**STATED EXERCISE**
Exactly as they appear, output all of the entries.

**DATA EXCERPTS**
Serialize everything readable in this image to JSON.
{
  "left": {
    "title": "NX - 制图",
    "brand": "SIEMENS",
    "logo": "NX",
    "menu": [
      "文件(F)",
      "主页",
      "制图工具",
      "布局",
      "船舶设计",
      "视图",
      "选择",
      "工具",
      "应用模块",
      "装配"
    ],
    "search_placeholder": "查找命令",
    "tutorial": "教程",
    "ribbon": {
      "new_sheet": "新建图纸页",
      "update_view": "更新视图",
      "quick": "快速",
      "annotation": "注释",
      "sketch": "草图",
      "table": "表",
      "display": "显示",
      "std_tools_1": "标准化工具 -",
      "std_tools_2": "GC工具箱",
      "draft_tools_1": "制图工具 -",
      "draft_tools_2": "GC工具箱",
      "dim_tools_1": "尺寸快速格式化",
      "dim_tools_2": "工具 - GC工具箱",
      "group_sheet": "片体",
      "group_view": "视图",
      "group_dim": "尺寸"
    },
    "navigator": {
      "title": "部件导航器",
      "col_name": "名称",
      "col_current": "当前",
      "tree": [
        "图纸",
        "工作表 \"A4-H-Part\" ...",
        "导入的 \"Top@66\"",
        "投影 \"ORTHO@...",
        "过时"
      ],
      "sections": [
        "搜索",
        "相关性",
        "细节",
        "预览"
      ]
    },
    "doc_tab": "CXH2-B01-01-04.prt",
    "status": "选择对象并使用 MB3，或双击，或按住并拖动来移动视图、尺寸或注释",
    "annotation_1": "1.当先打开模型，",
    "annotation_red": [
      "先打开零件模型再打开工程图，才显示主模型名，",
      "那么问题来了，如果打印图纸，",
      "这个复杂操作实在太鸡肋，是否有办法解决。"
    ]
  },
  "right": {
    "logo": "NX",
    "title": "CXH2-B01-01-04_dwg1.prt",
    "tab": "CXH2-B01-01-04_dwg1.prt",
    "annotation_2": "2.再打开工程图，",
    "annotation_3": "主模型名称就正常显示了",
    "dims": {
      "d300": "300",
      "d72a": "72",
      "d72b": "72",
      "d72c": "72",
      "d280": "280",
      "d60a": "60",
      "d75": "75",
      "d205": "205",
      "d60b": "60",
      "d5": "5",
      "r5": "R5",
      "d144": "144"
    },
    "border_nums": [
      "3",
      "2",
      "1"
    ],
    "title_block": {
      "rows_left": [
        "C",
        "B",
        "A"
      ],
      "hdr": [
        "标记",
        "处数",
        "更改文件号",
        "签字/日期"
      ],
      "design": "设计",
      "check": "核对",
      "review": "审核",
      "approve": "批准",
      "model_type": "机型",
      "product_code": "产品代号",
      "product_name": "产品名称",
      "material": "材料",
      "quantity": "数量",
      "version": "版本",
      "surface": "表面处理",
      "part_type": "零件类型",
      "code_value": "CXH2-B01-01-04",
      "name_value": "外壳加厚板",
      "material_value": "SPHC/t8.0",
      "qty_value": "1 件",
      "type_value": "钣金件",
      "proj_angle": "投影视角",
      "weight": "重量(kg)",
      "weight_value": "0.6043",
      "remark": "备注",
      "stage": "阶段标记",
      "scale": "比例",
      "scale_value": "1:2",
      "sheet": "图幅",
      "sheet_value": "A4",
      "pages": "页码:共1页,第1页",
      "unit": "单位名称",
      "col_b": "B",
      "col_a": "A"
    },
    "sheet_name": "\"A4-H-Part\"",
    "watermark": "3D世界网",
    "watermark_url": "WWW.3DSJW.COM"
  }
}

**RESULT**
Serialize everything readable in this image to JSON.
{
  "left": {
    "title": "NX - 制图",
    "brand": "SIEMENS",
    "logo": "NX",
    "menu": [
      "文件(F)",
      "主页",
      "制图工具",
      "布局",
      "船舶设计",
      "视图",
      "选择",
      "工具",
      "应用模块",
      "装配"
    ],
    "search_placeholder": "查找命令",
    "tutorial": "教程",
    "ribbon": {
      "new_sheet": "新建图纸页",
      "update_view": "更新视图",
      "quick": "快速",
      "annotation": "注释",
      "sketch": "草图",
      "table": "表",
      "display": "显示",
      "std_tools_1": "标准化工具 -",
      "std_tools_2": "GC工具箱",
      "draft_tools_1": "制图工具 -",
      "draft_tools_2": "GC工具箱",
      "dim_tools_1": "尺寸快速格式化",
      "dim_tools_2": "工具 - GC工具箱",
      "group_sheet": "片体",
      "group_view": "视图",
      "group_dim": "尺寸"
    },
    "navigator": {
      "title": "部件导航器",
      "col_name": "名称",
      "col_current": "当前",
      "tree": [
        "图纸",
        "工作表 \"A4-H-Part\" ...",
        "导入的 \"Top@66\"",
        "投影 \"ORTHO@...",
        "过时"
      ],
      "sections": [
        "搜索",
        "相关性",
        "细节",
        "预览"
      ]
    },
    "doc_tab": "CXH2-B01-01-04.prt",
    "status": "选择对象并使用 MB3，或双击，或按住并拖动来移动视图、尺寸或注释",
    "annotation_1": "1.当先打开模型，",
    "annotation_red": [
      "先打开零件模型再打开工程图，才显示主模型名，",
      "那么问题来了，如果打印图纸，",
      "这个复杂操作实在太鸡肋，是否有办法解决。"
    ]
  },
  "right": {
    "logo": "NX",
    "title": "CXH2-B01-01-04_dwg1.prt",
    "tab": "CXH2-B01-01-04_dwg1.prt",
    "annotation_2": "2.再打开工程图，",
    "annotation_3": "主模型名称就正常显示了",
    "dims": {
      "d300": "300",
      "d72a": "72",
      "d72b": "72",
      "d72c": "72",
      "d280": "280",
      "d60a": "60",
      "d75": "75",
      "d205": "205",
      "d60b": "60",
      "d5": "5",
      "r5": "R5",
      "d144": "144"
    },
    "border_nums": [
      "3",
      "2",
      "1"
    ],
    "title_block": {
      "rows_left": [
        "C",
        "B",
        "A"
      ],
      "hdr": [
        "标记",
        "处数",
        "更改文件号",
        "签字/日期"
      ],
      "design": "设计",
      "check": "核对",
      "review": "审核",
      "approve": "批准",
      "model_type": "机型",
      "product_code": "产品代号",
      "product_name": "产品名称",
      "material": "材料",
      "quantity": "数量",
      "version": "版本",
      "surface": "表面处理",
      "part_type": "零件类型",
      "code_value": "CXH2-B01-01-04",
      "name_value": "外壳加厚板",
      "material_value": "SPHC/t8.0",
      "qty_value": "1 件",
      "type_value": "钣金件",
      "proj_angle": "投影视角",
      "weight": "重量(kg)",
      "weight_value": "0.6043",
      "remark": "备注",
      "stage": "阶段标记",
      "scale": "比例",
      "scale_value": "1:2",
      "sheet": "图幅",
      "sheet_value": "A4",
      "pages": "页码:共1页,第1页",
      "unit": "单位名称",
      "col_b": "B",
      "col_a": "A"
    },
    "sheet_name": "\"A4-H-Part\"",
    "watermark": "3D世界网",
    "watermark_url": "WWW.3DSJW.COM"
  }
}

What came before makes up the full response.